PROBLEM TO SOLVE | Could you transcribe each entry below exactly, minus the images?

MATERIAL PROVIDED |
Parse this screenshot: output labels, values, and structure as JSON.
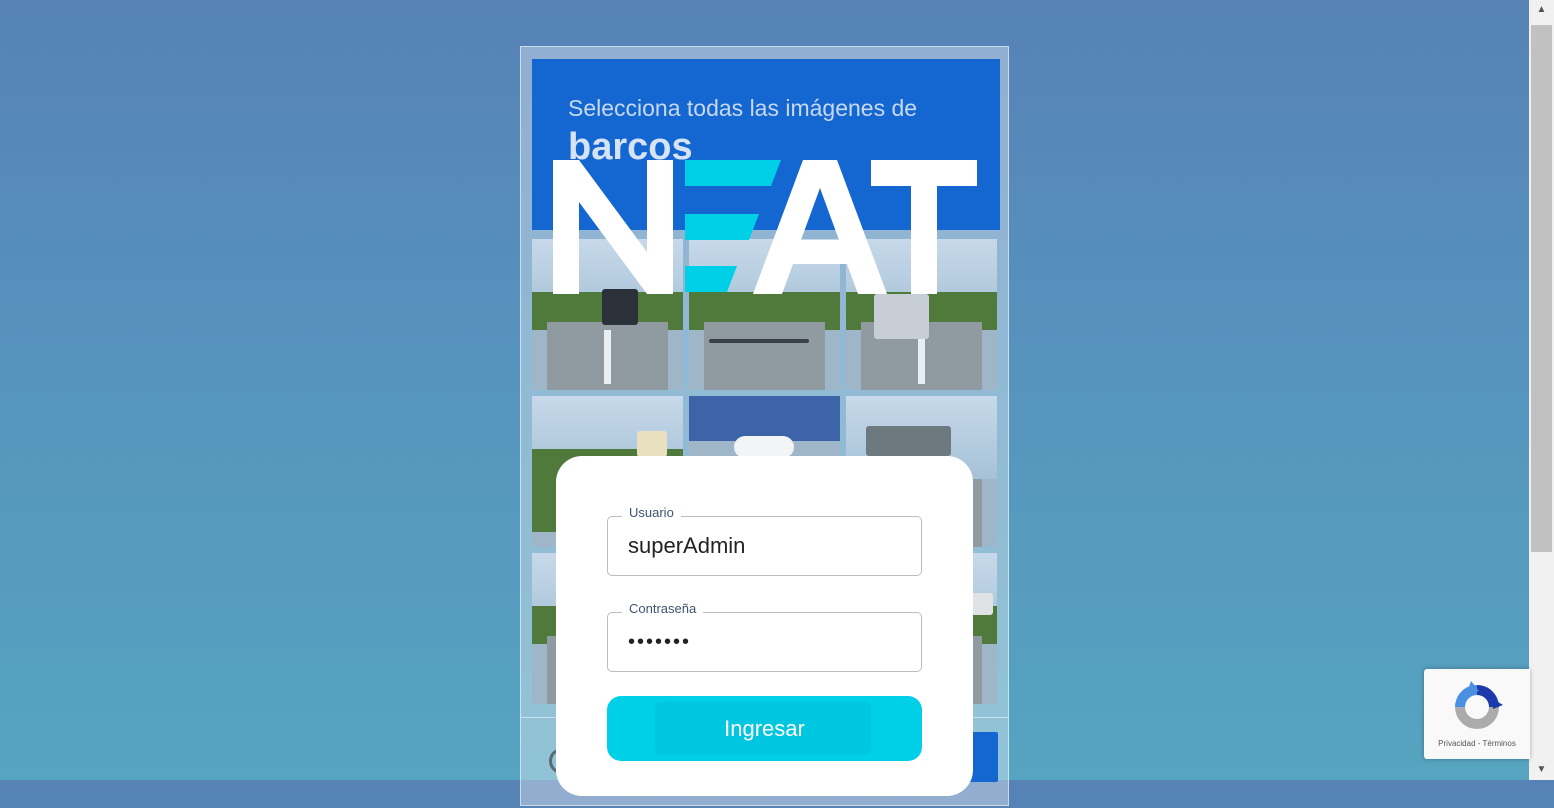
{
  "captcha": {
    "instruction": "Selecciona todas las imágenes de",
    "target": "barcos"
  },
  "logo": {
    "text": "NEAT",
    "letters": [
      "N",
      "E",
      "A",
      "T"
    ]
  },
  "login": {
    "username_label": "Usuario",
    "username_value": "superAdmin",
    "password_label": "Contraseña",
    "password_value": "•••••••",
    "submit_label": "Ingresar"
  },
  "recaptcha": {
    "links": "Privacidad - Términos"
  },
  "colors": {
    "accent": "#00cfe8",
    "captcha_blue": "#1467d0"
  }
}
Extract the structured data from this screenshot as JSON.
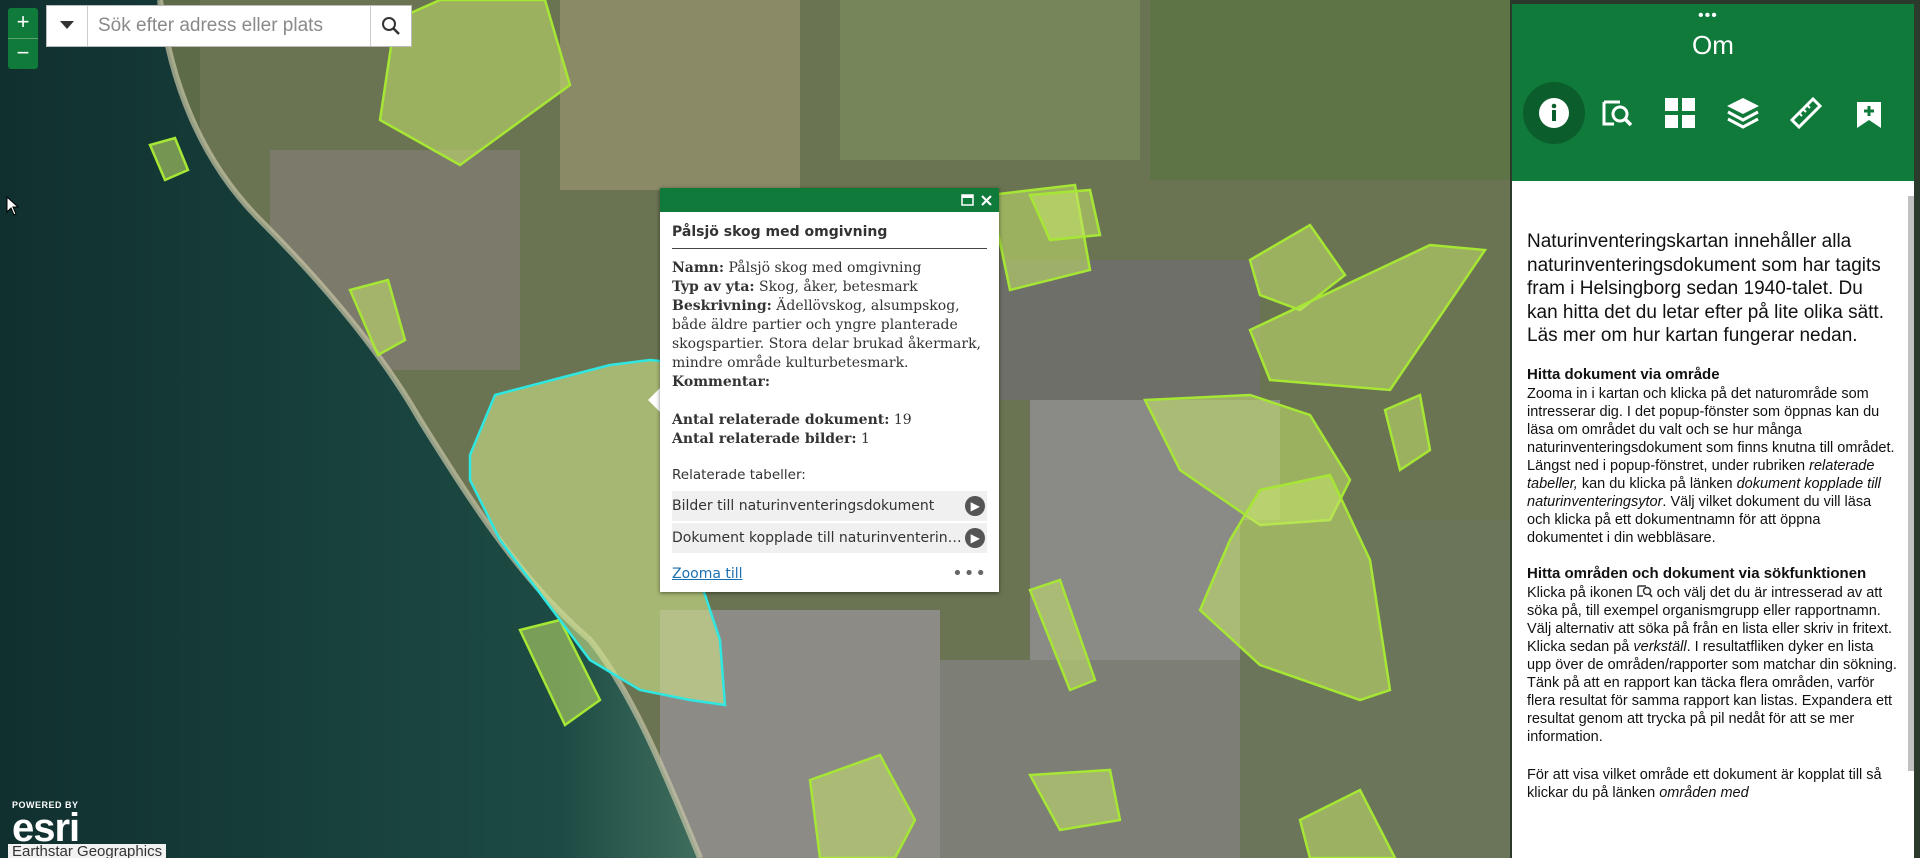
{
  "map": {
    "zoom_in": "+",
    "zoom_out": "−",
    "search_placeholder": "Sök efter adress eller plats",
    "esri_powered": "POWERED BY",
    "esri_logo": "esri",
    "attribution": "Earthstar Geographics",
    "icons": {
      "dropdown": "caret-down-icon",
      "search": "search-icon",
      "maximize": "maximize-icon",
      "close": "close-icon",
      "arrow": "chevron-right-icon"
    }
  },
  "popup": {
    "title": "Pålsjö skog med omgivning",
    "name_label": "Namn:",
    "name_value": " Pålsjö skog med omgivning",
    "type_label": "Typ av yta:",
    "type_value": " Skog, åker, betesmark",
    "desc_label": "Beskrivning:",
    "desc_value": " Ädellövskog, alsumpskog, både äldre partier och yngre planterade skogspartier. Stora delar brukad åkermark, mindre område kulturbetesmark.",
    "comment_label": "Kommentar:",
    "docs_label": "Antal relaterade dokument:",
    "docs_value": " 19",
    "images_label": "Antal relaterade bilder:",
    "images_value": " 1",
    "related_heading": "Relaterade tabeller:",
    "related": [
      "Bilder till naturinventeringsdokument",
      "Dokument kopplade till naturinventeringsytor"
    ],
    "zoom_link": "Zooma till",
    "more": "•••"
  },
  "panel": {
    "title": "Om",
    "tools": [
      "info-icon",
      "query-icon",
      "grid-icon",
      "layers-icon",
      "measure-icon",
      "bookmark-add-icon"
    ],
    "intro": "Naturinventeringskartan innehåller alla naturinventeringsdokument som har tagits fram i Helsingborg sedan 1940-talet. Du kan hitta det du letar efter på lite olika sätt. Läs mer om hur kartan fungerar nedan.",
    "s1_heading": "Hitta dokument via område",
    "s1_a": "Zooma in i kartan och klicka på det naturområde som intresserar dig. I det popup-fönster som öppnas kan du läsa om området du valt och se hur många naturinventeringsdokument som finns knutna till området. Längst ned i popup-fönstret, under rubriken ",
    "s1_b": "relaterade tabeller,",
    "s1_c": " kan du klicka på länken ",
    "s1_d": "dokument kopplade till naturinventeringsytor",
    "s1_e": ". Välj vilket dokument du vill läsa och klicka på ett dokumentnamn för att öppna dokumentet i din webbläsare.",
    "s2_heading": "Hitta områden och dokument via sökfunktionen",
    "s2_a": "Klicka på ikonen ",
    "s2_b": " och välj det du är intresserad av att söka på, till exempel organismgrupp eller rapportnamn. Välj alternativ att söka på från en lista eller skriv in fritext. Klicka sedan på ",
    "s2_c": "verkställ",
    "s2_d": ". I resultatfliken dyker en lista upp över de områden/rapporter som matchar din sökning. Tänk på att en rapport kan täcka flera områden, varför flera resultat för samma rapport kan listas. Expandera ett resultat genom att trycka på pil nedåt för att se mer information.",
    "s3_a": "För att visa vilket område ett dokument är kopplat till så klickar du på länken ",
    "s3_b": "områden med"
  }
}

ANSWER SPACE |
Parse this screenshot: output labels, values, and structure as JSON.
{
  "captcha": {
    "instruction": "Selecciona todas las imágenes de",
    "target": "barcos"
  },
  "logo": {
    "text": "NEAT",
    "letters": [
      "N",
      "E",
      "A",
      "T"
    ]
  },
  "login": {
    "username_label": "Usuario",
    "username_value": "superAdmin",
    "password_label": "Contraseña",
    "password_value": "•••••••",
    "submit_label": "Ingresar"
  },
  "recaptcha": {
    "links": "Privacidad - Términos"
  },
  "colors": {
    "accent": "#00cfe8",
    "captcha_blue": "#1467d0"
  }
}
Extract the structured data from this screenshot as JSON.
{
  "map": {
    "zoom_in": "+",
    "zoom_out": "−",
    "search_placeholder": "Sök efter adress eller plats",
    "esri_powered": "POWERED BY",
    "esri_logo": "esri",
    "attribution": "Earthstar Geographics",
    "icons": {
      "dropdown": "caret-down-icon",
      "search": "search-icon",
      "maximize": "maximize-icon",
      "close": "close-icon",
      "arrow": "chevron-right-icon"
    }
  },
  "popup": {
    "title": "Pålsjö skog med omgivning",
    "name_label": "Namn:",
    "name_value": " Pålsjö skog med omgivning",
    "type_label": "Typ av yta:",
    "type_value": " Skog, åker, betesmark",
    "desc_label": "Beskrivning:",
    "desc_value": " Ädellövskog, alsumpskog, både äldre partier och yngre planterade skogspartier. Stora delar brukad åkermark, mindre område kulturbetesmark.",
    "comment_label": "Kommentar:",
    "docs_label": "Antal relaterade dokument:",
    "docs_value": " 19",
    "images_label": "Antal relaterade bilder:",
    "images_value": " 1",
    "related_heading": "Relaterade tabeller:",
    "related": [
      "Bilder till naturinventeringsdokument",
      "Dokument kopplade till naturinventeringsytor"
    ],
    "zoom_link": "Zooma till",
    "more": "•••"
  },
  "panel": {
    "title": "Om",
    "tools": [
      "info-icon",
      "query-icon",
      "grid-icon",
      "layers-icon",
      "measure-icon",
      "bookmark-add-icon"
    ],
    "intro": "Naturinventeringskartan innehåller alla naturinventeringsdokument som har tagits fram i Helsingborg sedan 1940-talet. Du kan hitta det du letar efter på lite olika sätt. Läs mer om hur kartan fungerar nedan.",
    "s1_heading": "Hitta dokument via område",
    "s1_a": "Zooma in i kartan och klicka på det naturområde som intresserar dig. I det popup-fönster som öppnas kan du läsa om området du valt och se hur många naturinventeringsdokument som finns knutna till området. Längst ned i popup-fönstret, under rubriken ",
    "s1_b": "relaterade tabeller,",
    "s1_c": " kan du klicka på länken ",
    "s1_d": "dokument kopplade till naturinventeringsytor",
    "s1_e": ". Välj vilket dokument du vill läsa och klicka på ett dokumentnamn för att öppna dokumentet i din webbläsare.",
    "s2_heading": "Hitta områden och dokument via sökfunktionen",
    "s2_a": "Klicka på ikonen ",
    "s2_b": " och välj det du är intresserad av att söka på, till exempel organismgrupp eller rapportnamn. Välj alternativ att söka på från en lista eller skriv in fritext. Klicka sedan på ",
    "s2_c": "verkställ",
    "s2_d": ". I resultatfliken dyker en lista upp över de områden/rapporter som matchar din sökning. Tänk på att en rapport kan täcka flera områden, varför flera resultat för samma rapport kan listas. Expandera ett resultat genom att trycka på pil nedåt för att se mer information.",
    "s3_a": "För att visa vilket område ett dokument är kopplat till så klickar du på länken ",
    "s3_b": "områden med"
  }
}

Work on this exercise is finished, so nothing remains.